Task to complete: Reproduce the records. Keep every word exact and include no images.
┏━━
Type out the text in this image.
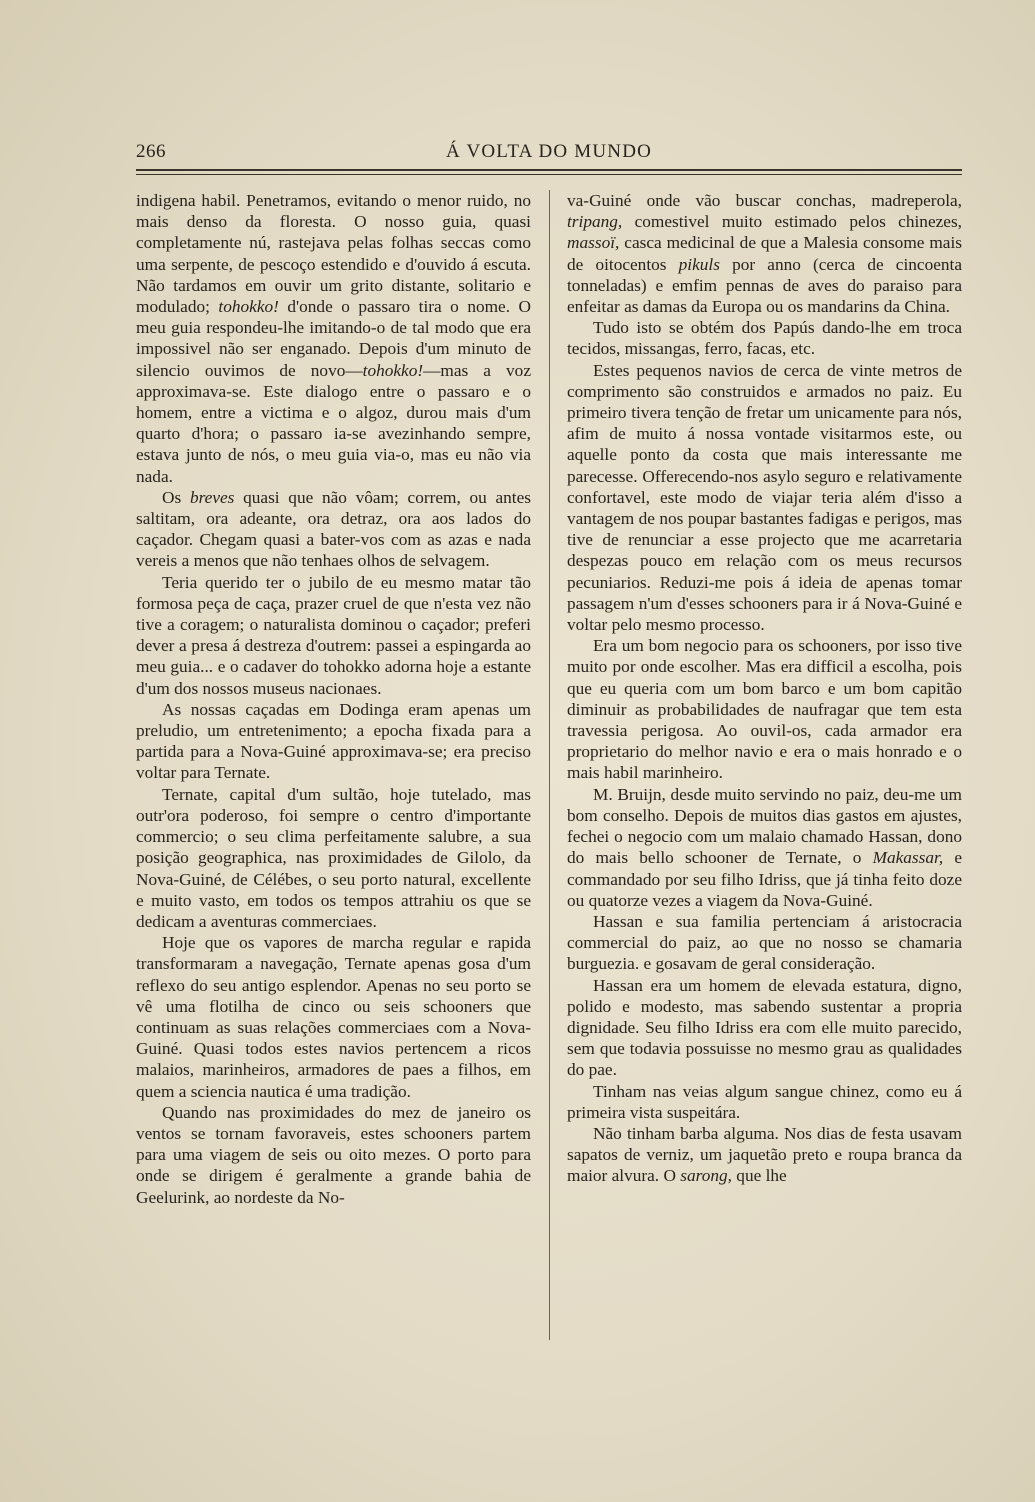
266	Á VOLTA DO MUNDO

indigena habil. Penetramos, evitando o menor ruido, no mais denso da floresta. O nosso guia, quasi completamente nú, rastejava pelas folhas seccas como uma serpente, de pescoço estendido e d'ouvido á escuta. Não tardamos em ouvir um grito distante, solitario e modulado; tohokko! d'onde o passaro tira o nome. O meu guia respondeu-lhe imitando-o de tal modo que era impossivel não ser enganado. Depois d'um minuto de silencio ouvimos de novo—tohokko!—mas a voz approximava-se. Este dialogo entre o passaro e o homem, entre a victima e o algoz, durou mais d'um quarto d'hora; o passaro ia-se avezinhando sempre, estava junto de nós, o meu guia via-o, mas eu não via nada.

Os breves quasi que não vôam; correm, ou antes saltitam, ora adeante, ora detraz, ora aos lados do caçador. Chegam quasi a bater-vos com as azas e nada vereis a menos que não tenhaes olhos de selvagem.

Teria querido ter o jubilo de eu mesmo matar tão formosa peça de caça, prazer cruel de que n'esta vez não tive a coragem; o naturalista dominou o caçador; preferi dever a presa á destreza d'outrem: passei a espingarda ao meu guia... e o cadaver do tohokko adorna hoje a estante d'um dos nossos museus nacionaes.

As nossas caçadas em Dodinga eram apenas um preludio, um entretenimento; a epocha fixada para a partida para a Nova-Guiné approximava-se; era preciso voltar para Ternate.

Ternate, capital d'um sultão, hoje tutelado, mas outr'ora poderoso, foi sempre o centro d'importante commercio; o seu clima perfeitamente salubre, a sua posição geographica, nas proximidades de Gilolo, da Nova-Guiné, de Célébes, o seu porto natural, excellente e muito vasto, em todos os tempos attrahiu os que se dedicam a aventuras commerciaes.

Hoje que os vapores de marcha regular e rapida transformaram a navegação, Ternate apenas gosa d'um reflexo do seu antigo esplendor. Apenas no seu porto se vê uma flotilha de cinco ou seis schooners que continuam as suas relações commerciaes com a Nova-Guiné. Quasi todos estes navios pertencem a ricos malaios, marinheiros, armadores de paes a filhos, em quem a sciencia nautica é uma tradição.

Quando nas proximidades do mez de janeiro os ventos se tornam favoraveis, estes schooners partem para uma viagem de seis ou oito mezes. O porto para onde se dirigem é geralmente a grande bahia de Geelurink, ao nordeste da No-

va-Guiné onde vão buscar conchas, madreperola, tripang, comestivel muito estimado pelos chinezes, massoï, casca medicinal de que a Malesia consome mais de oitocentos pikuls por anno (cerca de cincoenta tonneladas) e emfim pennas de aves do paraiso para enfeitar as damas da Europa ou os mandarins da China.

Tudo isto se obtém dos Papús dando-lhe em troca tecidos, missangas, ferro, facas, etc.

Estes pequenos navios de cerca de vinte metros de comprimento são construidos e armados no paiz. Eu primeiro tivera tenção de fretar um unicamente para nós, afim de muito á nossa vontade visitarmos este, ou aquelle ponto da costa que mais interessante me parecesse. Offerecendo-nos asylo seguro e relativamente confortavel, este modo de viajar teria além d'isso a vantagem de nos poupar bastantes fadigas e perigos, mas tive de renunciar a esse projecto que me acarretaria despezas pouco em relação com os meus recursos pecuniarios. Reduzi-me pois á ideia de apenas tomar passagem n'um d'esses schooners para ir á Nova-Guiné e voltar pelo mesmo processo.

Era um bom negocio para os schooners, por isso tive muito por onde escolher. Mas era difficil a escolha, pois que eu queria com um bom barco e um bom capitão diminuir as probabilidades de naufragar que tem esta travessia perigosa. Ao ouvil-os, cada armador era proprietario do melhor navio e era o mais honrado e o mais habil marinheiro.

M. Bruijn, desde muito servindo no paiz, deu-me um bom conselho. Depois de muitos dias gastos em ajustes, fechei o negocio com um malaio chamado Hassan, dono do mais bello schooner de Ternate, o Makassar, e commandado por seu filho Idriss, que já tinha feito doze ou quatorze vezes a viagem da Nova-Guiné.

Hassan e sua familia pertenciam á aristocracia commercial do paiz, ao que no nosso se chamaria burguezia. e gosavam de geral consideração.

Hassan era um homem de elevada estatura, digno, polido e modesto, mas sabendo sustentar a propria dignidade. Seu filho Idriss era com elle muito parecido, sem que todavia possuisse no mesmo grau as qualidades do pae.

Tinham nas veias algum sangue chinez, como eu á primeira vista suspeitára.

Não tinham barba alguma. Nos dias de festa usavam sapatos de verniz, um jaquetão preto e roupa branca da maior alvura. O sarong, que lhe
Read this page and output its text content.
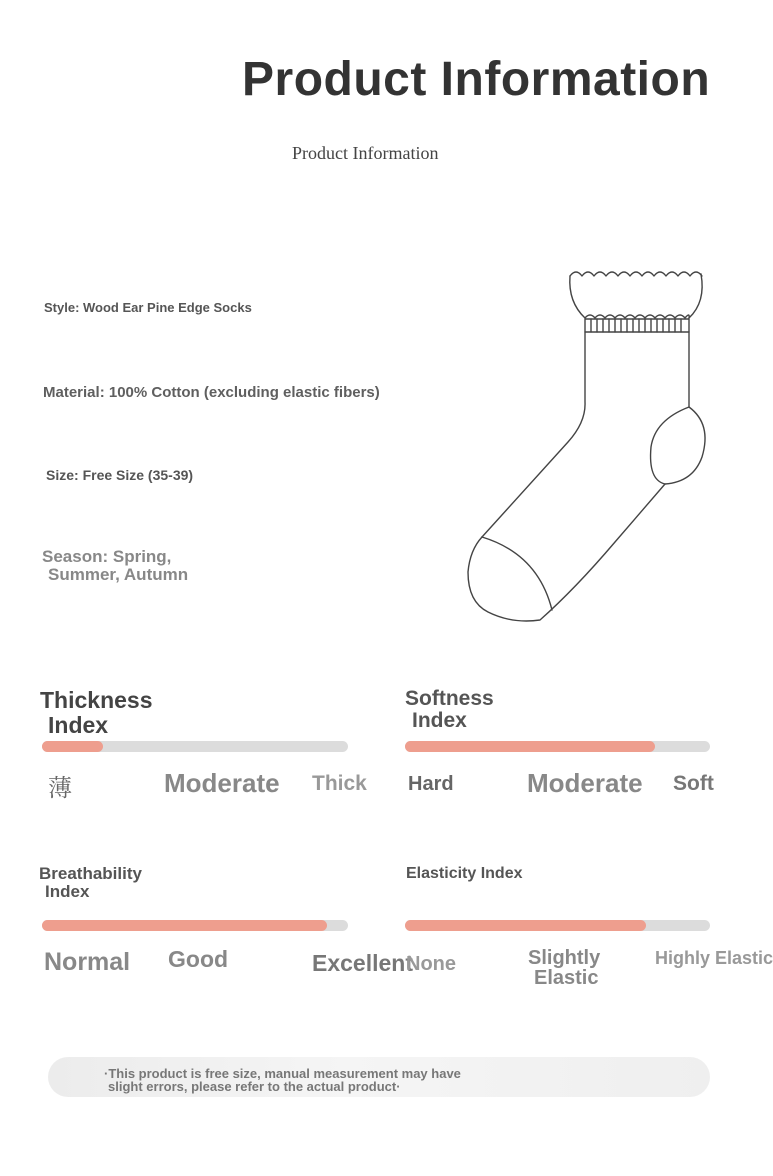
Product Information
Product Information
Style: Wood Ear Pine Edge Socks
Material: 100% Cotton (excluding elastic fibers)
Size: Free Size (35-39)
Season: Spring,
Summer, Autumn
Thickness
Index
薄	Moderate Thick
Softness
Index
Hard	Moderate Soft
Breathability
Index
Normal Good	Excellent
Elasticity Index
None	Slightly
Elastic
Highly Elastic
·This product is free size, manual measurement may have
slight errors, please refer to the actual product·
┗━━
Solution for this problem:
Type out the text in this image.
266	Á VOLTA DO MUNDO

indigena habil. Penetramos, evitando o menor ruido, no mais denso da floresta. O nosso guia, quasi completamente nú, rastejava pelas folhas seccas como uma serpente, de pescoço estendido e d'ouvido á escuta. Não tardamos em ouvir um grito distante, solitario e modulado; tohokko! d'onde o passaro tira o nome. O meu guia respondeu-lhe imitando-o de tal modo que era impossivel não ser enganado. Depois d'um minuto de silencio ouvimos de novo—tohokko!—mas a voz approximava-se. Este dialogo entre o passaro e o homem, entre a victima e o algoz, durou mais d'um quarto d'hora; o passaro ia-se avezinhando sempre, estava junto de nós, o meu guia via-o, mas eu não via nada.

Os breves quasi que não vôam; correm, ou antes saltitam, ora adeante, ora detraz, ora aos lados do caçador. Chegam quasi a bater-vos com as azas e nada vereis a menos que não tenhaes olhos de selvagem.

Teria querido ter o jubilo de eu mesmo matar tão formosa peça de caça, prazer cruel de que n'esta vez não tive a coragem; o naturalista dominou o caçador; preferi dever a presa á destreza d'outrem: passei a espingarda ao meu guia... e o cadaver do tohokko adorna hoje a estante d'um dos nossos museus nacionaes.

As nossas caçadas em Dodinga eram apenas um preludio, um entretenimento; a epocha fixada para a partida para a Nova-Guiné approximava-se; era preciso voltar para Ternate.

Ternate, capital d'um sultão, hoje tutelado, mas outr'ora poderoso, foi sempre o centro d'importante commercio; o seu clima perfeitamente salubre, a sua posição geographica, nas proximidades de Gilolo, da Nova-Guiné, de Célébes, o seu porto natural, excellente e muito vasto, em todos os tempos attrahiu os que se dedicam a aventuras commerciaes.

Hoje que os vapores de marcha regular e rapida transformaram a navegação, Ternate apenas gosa d'um reflexo do seu antigo esplendor. Apenas no seu porto se vê uma flotilha de cinco ou seis schooners que continuam as suas relações commerciaes com a Nova-Guiné. Quasi todos estes navios pertencem a ricos malaios, marinheiros, armadores de paes a filhos, em quem a sciencia nautica é uma tradição.

Quando nas proximidades do mez de janeiro os ventos se tornam favoraveis, estes schooners partem para uma viagem de seis ou oito mezes. O porto para onde se dirigem é geralmente a grande bahia de Geelurink, ao nordeste da No-

va-Guiné onde vão buscar conchas, madreperola, tripang, comestivel muito estimado pelos chinezes, massoï, casca medicinal de que a Malesia consome mais de oitocentos pikuls por anno (cerca de cincoenta tonneladas) e emfim pennas de aves do paraiso para enfeitar as damas da Europa ou os mandarins da China.

Tudo isto se obtém dos Papús dando-lhe em troca tecidos, missangas, ferro, facas, etc.

Estes pequenos navios de cerca de vinte metros de comprimento são construidos e armados no paiz. Eu primeiro tivera tenção de fretar um unicamente para nós, afim de muito á nossa vontade visitarmos este, ou aquelle ponto da costa que mais interessante me parecesse. Offerecendo-nos asylo seguro e relativamente confortavel, este modo de viajar teria além d'isso a vantagem de nos poupar bastantes fadigas e perigos, mas tive de renunciar a esse projecto que me acarretaria despezas pouco em relação com os meus recursos pecuniarios. Reduzi-me pois á ideia de apenas tomar passagem n'um d'esses schooners para ir á Nova-Guiné e voltar pelo mesmo processo.

Era um bom negocio para os schooners, por isso tive muito por onde escolher. Mas era difficil a escolha, pois que eu queria com um bom barco e um bom capitão diminuir as probabilidades de naufragar que tem esta travessia perigosa. Ao ouvil-os, cada armador era proprietario do melhor navio e era o mais honrado e o mais habil marinheiro.

M. Bruijn, desde muito servindo no paiz, deu-me um bom conselho. Depois de muitos dias gastos em ajustes, fechei o negocio com um malaio chamado Hassan, dono do mais bello schooner de Ternate, o Makassar, e commandado por seu filho Idriss, que já tinha feito doze ou quatorze vezes a viagem da Nova-Guiné.

Hassan e sua familia pertenciam á aristocracia commercial do paiz, ao que no nosso se chamaria burguezia. e gosavam de geral consideração.

Hassan era um homem de elevada estatura, digno, polido e modesto, mas sabendo sustentar a propria dignidade. Seu filho Idriss era com elle muito parecido, sem que todavia possuisse no mesmo grau as qualidades do pae.

Tinham nas veias algum sangue chinez, como eu á primeira vista suspeitára.

Não tinham barba alguma. Nos dias de festa usavam sapatos de verniz, um jaquetão preto e roupa branca da maior alvura. O sarong, que lhe
Read this page and output its text content.
Product Information
Product Information
Style: Wood Ear Pine Edge Socks
Material: 100% Cotton (excluding elastic fibers)
Size: Free Size (35-39)
Season: Spring,
Summer, Autumn
Thickness
Index
薄	Moderate Thick
Softness
Index
Hard	Moderate Soft
Breathability
Index
Normal Good	Excellent
Elasticity Index
None	Slightly
Elastic
Highly Elastic
·This product is free size, manual measurement may have
slight errors, please refer to the actual product·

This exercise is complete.